Line count for the string "right": state how many lines in the records below hold it, giving only the number.

■ **DATASET RECORDS**:
"""
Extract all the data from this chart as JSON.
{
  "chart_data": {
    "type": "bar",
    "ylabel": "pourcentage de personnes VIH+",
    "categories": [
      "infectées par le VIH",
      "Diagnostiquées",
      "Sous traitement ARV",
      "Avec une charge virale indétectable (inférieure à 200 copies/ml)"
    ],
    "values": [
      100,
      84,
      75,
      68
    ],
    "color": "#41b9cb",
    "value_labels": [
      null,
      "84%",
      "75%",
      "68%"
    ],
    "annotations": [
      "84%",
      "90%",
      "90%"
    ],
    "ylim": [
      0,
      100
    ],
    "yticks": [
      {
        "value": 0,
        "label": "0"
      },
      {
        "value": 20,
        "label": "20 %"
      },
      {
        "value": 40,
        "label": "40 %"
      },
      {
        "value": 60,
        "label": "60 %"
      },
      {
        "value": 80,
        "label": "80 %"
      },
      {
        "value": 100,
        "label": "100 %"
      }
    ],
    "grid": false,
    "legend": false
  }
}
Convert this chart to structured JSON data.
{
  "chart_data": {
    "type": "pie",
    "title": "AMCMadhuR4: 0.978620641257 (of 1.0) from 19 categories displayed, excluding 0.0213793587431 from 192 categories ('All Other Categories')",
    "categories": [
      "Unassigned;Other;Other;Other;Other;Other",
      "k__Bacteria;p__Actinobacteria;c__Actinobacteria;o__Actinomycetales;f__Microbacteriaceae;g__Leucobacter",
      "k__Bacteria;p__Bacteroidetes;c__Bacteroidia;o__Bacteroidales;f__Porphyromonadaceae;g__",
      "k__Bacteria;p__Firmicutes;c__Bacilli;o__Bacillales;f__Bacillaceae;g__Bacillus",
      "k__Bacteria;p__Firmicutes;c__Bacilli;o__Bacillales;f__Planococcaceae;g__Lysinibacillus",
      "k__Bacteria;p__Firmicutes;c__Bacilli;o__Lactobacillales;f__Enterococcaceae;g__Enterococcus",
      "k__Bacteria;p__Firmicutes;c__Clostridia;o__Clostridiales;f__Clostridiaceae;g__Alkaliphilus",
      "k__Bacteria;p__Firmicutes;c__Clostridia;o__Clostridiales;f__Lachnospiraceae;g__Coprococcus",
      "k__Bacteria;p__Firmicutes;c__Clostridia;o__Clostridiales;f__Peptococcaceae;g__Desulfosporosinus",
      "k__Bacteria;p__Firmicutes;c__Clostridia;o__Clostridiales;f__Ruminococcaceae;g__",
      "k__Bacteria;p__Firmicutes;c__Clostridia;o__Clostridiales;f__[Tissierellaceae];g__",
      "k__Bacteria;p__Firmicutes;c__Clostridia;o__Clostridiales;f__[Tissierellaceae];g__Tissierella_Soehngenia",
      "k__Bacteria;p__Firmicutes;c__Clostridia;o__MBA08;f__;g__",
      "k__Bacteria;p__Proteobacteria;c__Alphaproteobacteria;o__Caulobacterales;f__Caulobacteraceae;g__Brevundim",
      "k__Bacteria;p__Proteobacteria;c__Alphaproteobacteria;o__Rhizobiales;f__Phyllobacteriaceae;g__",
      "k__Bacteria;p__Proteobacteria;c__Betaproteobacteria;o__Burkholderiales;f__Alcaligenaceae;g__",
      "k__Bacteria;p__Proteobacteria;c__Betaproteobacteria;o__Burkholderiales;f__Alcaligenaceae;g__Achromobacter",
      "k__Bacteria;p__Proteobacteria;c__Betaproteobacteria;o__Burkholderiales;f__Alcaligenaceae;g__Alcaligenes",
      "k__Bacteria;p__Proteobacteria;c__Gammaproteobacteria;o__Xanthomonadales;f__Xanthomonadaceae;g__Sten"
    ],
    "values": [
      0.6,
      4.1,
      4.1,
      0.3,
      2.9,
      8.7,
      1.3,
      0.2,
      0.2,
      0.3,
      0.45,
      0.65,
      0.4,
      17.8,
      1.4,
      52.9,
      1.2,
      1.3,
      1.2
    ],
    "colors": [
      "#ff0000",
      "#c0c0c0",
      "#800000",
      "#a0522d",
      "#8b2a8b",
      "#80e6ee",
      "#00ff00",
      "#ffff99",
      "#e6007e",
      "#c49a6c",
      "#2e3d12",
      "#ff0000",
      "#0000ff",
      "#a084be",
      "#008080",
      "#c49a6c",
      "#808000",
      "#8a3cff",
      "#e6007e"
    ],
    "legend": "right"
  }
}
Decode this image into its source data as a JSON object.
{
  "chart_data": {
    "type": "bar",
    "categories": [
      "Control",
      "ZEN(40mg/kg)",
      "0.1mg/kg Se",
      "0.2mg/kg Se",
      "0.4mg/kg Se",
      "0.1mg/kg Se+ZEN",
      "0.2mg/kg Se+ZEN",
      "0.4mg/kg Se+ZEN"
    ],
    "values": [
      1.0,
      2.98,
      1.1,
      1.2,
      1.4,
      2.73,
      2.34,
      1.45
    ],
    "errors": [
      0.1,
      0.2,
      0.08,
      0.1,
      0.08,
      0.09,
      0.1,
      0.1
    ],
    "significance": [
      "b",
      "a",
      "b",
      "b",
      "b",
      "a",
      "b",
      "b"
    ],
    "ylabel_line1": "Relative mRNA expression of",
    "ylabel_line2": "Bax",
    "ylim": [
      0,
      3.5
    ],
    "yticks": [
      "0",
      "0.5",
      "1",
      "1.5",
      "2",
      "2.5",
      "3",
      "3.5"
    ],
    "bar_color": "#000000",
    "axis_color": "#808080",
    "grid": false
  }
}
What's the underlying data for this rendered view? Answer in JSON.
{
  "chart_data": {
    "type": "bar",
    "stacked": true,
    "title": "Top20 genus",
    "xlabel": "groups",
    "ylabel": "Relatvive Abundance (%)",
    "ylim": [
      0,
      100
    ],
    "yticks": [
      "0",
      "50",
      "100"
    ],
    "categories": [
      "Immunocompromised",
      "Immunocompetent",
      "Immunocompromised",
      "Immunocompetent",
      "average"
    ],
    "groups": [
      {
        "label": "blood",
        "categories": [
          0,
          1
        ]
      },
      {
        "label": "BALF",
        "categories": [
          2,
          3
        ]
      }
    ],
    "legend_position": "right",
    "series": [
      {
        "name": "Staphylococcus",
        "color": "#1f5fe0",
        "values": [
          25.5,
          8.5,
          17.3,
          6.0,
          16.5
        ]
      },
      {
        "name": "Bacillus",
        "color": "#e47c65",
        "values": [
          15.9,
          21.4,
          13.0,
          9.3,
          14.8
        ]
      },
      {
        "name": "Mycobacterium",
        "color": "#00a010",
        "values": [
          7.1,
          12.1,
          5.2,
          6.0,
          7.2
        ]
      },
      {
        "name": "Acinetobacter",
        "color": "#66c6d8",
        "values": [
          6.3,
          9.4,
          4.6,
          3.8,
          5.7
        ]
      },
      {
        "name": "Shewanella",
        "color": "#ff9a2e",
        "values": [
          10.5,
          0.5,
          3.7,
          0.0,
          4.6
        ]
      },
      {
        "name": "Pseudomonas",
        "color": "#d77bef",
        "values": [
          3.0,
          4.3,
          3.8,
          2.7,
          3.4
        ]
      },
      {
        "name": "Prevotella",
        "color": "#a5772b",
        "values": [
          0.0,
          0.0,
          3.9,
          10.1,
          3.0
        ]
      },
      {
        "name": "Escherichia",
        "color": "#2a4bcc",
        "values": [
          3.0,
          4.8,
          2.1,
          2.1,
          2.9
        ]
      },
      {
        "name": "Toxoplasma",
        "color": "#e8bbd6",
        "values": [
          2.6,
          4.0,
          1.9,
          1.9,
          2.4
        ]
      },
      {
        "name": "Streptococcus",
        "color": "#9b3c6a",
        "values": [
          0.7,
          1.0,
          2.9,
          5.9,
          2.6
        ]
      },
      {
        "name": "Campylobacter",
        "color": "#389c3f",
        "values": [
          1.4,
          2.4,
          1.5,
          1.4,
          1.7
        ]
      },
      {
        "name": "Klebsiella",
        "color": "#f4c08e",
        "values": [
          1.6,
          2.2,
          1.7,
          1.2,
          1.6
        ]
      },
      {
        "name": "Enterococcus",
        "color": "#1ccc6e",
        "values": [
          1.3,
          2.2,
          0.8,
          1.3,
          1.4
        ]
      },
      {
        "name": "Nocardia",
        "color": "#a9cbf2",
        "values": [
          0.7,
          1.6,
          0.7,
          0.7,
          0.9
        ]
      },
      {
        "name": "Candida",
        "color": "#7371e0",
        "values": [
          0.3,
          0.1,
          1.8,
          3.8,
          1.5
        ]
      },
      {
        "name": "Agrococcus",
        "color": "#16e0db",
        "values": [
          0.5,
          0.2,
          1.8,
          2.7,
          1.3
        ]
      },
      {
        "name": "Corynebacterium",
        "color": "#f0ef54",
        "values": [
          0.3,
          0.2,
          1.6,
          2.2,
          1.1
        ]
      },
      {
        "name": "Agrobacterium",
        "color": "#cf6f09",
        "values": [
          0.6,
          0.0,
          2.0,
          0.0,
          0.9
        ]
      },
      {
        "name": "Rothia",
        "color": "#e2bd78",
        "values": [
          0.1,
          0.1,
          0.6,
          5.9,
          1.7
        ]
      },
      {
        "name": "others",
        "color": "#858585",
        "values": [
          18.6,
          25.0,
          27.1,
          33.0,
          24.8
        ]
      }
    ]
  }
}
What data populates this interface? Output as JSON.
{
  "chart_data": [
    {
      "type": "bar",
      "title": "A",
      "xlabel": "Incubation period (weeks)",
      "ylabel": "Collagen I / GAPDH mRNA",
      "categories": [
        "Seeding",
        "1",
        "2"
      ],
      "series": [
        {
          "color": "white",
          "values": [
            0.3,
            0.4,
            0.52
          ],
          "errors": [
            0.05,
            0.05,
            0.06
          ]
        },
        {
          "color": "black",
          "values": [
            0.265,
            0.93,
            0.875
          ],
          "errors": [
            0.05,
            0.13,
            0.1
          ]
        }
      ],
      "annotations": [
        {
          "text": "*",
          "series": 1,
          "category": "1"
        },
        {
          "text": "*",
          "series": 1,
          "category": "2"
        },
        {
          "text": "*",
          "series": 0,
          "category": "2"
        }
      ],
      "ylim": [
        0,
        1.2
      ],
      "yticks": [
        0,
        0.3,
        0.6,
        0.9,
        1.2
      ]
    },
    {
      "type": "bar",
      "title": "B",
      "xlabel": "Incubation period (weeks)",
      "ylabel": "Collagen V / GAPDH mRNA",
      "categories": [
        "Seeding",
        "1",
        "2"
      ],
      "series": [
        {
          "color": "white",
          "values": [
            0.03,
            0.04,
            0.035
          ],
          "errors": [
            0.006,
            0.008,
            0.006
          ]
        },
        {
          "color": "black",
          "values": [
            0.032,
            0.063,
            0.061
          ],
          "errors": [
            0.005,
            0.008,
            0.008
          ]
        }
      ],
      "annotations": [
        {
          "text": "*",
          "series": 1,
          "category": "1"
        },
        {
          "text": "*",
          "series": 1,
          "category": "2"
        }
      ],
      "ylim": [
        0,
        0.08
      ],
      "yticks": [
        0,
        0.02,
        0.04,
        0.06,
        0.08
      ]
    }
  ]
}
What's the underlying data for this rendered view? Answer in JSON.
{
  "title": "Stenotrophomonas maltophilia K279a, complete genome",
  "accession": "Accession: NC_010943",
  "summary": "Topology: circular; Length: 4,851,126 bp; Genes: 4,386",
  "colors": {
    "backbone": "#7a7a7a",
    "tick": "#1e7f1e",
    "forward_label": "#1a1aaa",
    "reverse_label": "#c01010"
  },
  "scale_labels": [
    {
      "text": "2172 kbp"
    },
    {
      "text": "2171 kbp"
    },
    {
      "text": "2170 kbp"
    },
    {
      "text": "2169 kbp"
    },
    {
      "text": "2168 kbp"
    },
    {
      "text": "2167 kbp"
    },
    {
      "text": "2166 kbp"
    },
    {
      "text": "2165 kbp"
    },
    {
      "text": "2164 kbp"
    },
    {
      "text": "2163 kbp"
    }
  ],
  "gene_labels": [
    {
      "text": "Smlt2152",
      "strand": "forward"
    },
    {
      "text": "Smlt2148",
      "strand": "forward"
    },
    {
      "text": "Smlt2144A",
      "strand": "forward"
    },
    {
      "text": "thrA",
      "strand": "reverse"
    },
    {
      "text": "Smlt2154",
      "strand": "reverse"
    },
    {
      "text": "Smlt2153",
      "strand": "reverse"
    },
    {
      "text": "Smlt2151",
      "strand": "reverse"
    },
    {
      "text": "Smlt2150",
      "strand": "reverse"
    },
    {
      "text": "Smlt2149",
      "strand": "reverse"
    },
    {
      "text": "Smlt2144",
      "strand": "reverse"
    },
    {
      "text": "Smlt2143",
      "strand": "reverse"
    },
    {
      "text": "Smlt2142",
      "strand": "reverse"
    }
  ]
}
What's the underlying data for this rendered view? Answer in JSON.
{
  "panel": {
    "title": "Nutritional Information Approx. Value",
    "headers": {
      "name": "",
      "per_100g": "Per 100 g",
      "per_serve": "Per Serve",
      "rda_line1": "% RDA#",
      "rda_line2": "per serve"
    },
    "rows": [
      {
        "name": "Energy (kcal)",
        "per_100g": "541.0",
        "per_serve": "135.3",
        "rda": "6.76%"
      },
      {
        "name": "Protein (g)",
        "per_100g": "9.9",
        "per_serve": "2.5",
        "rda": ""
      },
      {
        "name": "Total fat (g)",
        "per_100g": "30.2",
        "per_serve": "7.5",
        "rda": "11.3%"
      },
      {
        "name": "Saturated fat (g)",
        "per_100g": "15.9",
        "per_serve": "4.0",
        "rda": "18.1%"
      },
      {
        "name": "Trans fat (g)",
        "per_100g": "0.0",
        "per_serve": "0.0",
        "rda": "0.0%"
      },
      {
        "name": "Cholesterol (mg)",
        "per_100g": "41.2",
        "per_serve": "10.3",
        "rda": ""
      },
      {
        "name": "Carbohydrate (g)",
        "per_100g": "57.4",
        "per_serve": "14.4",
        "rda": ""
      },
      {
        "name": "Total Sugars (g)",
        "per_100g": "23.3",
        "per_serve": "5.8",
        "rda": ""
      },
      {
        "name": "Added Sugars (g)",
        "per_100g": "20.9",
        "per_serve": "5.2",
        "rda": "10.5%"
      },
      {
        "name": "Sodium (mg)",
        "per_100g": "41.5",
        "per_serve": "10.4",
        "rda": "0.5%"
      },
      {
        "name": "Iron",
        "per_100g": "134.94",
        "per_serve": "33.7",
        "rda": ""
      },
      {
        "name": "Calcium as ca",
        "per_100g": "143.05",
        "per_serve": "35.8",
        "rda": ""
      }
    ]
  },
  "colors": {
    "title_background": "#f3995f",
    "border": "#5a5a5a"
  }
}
"""
■ **TASK OUTPUT**:
2